═════ Entries provided

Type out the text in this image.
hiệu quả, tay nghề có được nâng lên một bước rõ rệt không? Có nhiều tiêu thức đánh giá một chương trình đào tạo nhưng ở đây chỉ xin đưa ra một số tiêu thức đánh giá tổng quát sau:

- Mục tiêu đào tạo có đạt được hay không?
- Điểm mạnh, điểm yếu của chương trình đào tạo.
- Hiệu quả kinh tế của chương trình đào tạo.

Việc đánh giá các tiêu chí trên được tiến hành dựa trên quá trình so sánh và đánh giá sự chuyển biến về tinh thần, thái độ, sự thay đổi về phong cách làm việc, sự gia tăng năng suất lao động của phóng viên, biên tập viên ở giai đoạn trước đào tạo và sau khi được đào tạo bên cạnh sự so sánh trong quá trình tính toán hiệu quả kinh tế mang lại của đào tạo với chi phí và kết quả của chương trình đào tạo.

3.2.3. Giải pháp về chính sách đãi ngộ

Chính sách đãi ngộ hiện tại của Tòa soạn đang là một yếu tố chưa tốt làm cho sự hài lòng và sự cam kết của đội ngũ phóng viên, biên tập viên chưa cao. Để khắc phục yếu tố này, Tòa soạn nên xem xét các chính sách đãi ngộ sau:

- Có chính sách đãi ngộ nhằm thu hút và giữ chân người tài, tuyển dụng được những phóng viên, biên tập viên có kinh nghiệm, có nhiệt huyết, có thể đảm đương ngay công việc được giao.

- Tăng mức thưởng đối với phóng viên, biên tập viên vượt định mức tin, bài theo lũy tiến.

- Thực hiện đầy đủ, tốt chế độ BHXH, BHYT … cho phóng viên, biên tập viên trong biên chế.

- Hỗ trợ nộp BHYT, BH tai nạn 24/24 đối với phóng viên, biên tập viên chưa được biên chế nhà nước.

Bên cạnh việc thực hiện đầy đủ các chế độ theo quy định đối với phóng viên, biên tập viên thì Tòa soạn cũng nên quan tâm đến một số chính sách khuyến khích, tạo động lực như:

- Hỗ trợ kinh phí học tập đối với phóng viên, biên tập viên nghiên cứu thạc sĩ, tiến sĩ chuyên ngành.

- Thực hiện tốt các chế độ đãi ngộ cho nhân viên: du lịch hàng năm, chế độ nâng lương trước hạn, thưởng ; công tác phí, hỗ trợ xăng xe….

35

══════════
═════ Entries provided

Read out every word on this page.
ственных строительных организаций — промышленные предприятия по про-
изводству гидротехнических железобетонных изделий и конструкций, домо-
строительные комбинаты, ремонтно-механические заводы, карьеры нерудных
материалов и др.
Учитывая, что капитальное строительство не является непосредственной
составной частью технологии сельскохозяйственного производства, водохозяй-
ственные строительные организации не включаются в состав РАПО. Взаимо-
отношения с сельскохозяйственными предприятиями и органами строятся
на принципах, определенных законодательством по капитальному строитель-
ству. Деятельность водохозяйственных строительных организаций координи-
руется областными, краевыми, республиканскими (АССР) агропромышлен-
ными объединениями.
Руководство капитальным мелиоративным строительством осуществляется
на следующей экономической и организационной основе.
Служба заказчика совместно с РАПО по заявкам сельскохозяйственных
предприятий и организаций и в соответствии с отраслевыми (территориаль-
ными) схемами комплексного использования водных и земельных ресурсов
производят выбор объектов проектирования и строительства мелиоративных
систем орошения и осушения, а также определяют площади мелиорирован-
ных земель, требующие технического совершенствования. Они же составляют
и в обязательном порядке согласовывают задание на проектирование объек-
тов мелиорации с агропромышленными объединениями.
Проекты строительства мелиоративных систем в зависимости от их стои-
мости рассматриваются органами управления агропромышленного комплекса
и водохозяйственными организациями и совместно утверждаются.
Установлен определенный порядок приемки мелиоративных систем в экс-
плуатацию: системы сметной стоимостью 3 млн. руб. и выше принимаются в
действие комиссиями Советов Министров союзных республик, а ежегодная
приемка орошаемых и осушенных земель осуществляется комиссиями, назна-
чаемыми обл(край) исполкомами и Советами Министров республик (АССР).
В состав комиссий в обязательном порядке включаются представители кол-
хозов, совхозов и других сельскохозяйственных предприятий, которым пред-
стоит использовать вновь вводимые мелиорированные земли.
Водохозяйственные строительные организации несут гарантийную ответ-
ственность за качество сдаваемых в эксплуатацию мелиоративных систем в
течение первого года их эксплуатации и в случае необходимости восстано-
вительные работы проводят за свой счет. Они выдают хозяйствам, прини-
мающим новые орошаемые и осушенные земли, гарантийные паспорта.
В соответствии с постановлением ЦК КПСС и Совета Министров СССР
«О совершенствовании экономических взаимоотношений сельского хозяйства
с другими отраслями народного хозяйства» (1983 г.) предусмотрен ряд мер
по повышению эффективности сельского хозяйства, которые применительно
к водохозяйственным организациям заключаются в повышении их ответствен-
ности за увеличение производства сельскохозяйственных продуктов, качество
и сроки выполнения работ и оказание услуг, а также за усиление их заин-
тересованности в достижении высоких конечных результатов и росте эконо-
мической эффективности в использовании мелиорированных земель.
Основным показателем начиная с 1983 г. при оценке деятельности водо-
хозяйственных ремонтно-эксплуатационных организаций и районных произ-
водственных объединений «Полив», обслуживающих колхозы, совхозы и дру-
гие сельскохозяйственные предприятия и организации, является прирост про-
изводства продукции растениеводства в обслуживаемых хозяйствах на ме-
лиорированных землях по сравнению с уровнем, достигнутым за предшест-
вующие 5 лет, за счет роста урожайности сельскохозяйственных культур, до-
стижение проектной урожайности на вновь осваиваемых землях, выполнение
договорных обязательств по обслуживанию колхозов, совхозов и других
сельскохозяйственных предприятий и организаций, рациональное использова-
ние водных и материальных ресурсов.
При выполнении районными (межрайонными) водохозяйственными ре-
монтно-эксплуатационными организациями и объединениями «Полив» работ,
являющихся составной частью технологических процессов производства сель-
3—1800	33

══════════
═════ Entries provided

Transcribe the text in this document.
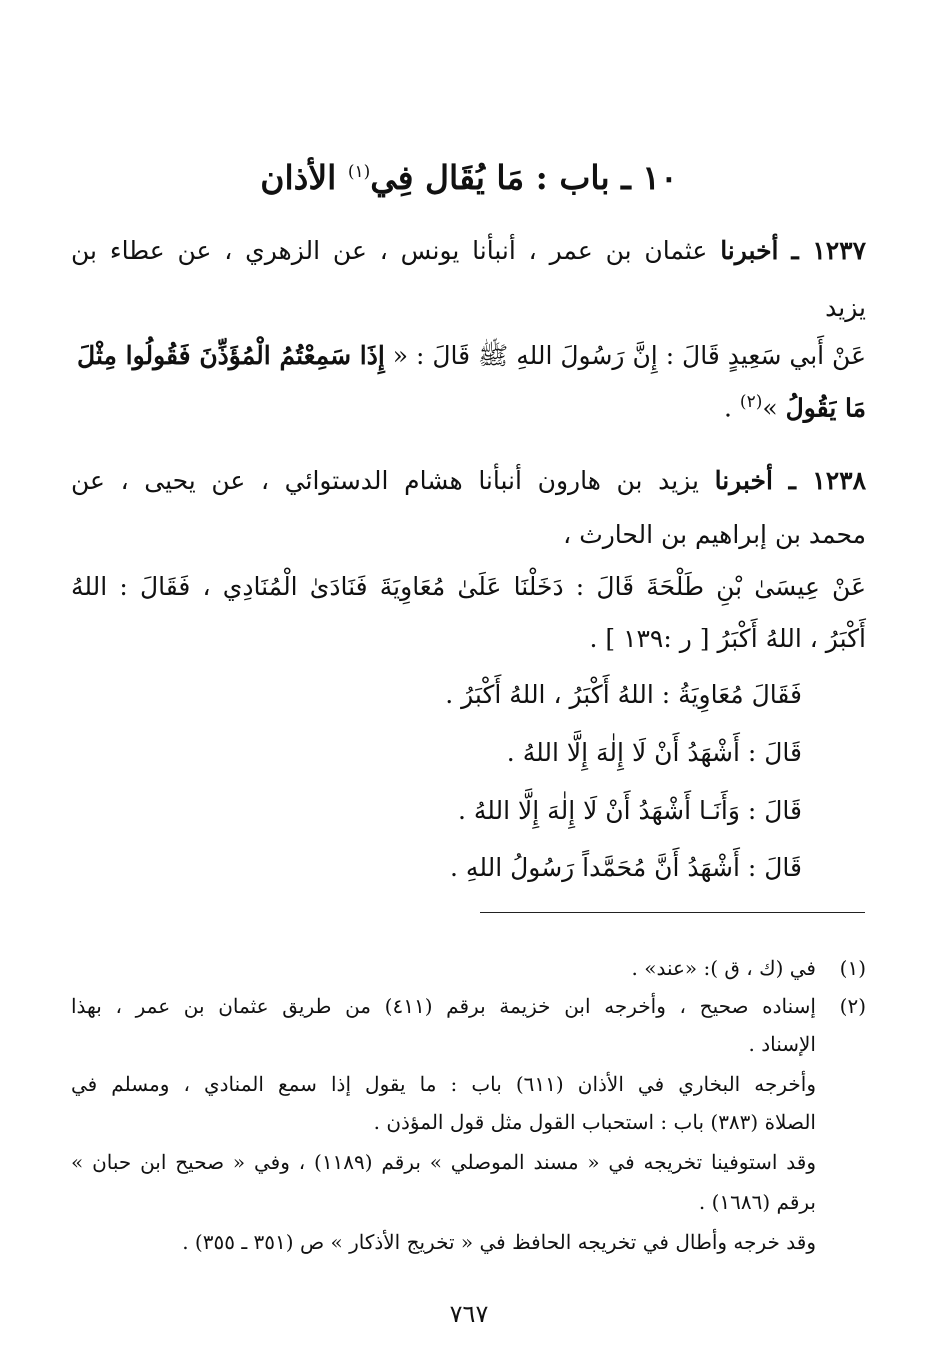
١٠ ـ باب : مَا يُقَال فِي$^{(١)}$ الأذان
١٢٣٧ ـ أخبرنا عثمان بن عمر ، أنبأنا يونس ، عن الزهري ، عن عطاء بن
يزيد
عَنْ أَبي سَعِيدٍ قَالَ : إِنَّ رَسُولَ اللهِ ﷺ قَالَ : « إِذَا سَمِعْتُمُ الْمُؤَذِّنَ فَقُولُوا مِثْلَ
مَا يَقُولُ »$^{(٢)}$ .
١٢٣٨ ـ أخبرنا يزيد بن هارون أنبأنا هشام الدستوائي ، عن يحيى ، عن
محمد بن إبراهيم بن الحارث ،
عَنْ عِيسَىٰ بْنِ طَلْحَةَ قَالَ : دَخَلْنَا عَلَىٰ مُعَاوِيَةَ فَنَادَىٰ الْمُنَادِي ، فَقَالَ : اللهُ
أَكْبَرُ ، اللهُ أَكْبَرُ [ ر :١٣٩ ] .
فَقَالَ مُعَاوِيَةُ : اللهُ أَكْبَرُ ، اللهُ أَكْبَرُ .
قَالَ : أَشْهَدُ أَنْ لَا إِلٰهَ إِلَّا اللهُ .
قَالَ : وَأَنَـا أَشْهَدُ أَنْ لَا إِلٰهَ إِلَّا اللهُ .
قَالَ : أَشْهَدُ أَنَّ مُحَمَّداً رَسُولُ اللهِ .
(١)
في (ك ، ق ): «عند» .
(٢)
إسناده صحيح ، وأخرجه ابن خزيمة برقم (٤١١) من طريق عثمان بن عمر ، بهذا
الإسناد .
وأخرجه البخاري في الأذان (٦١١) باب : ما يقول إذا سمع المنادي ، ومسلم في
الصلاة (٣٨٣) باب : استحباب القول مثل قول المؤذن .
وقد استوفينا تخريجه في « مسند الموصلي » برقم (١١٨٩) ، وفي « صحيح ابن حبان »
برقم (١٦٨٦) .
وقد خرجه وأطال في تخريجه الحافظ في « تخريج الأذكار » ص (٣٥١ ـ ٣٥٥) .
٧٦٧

══════════

_Task prompt:_ List the lines of the records where "ресурсов" occurs.

_Task response:_
ными) схемами комплексного использования водных и земельных ресурсов
ние водных и материальных ресурсов.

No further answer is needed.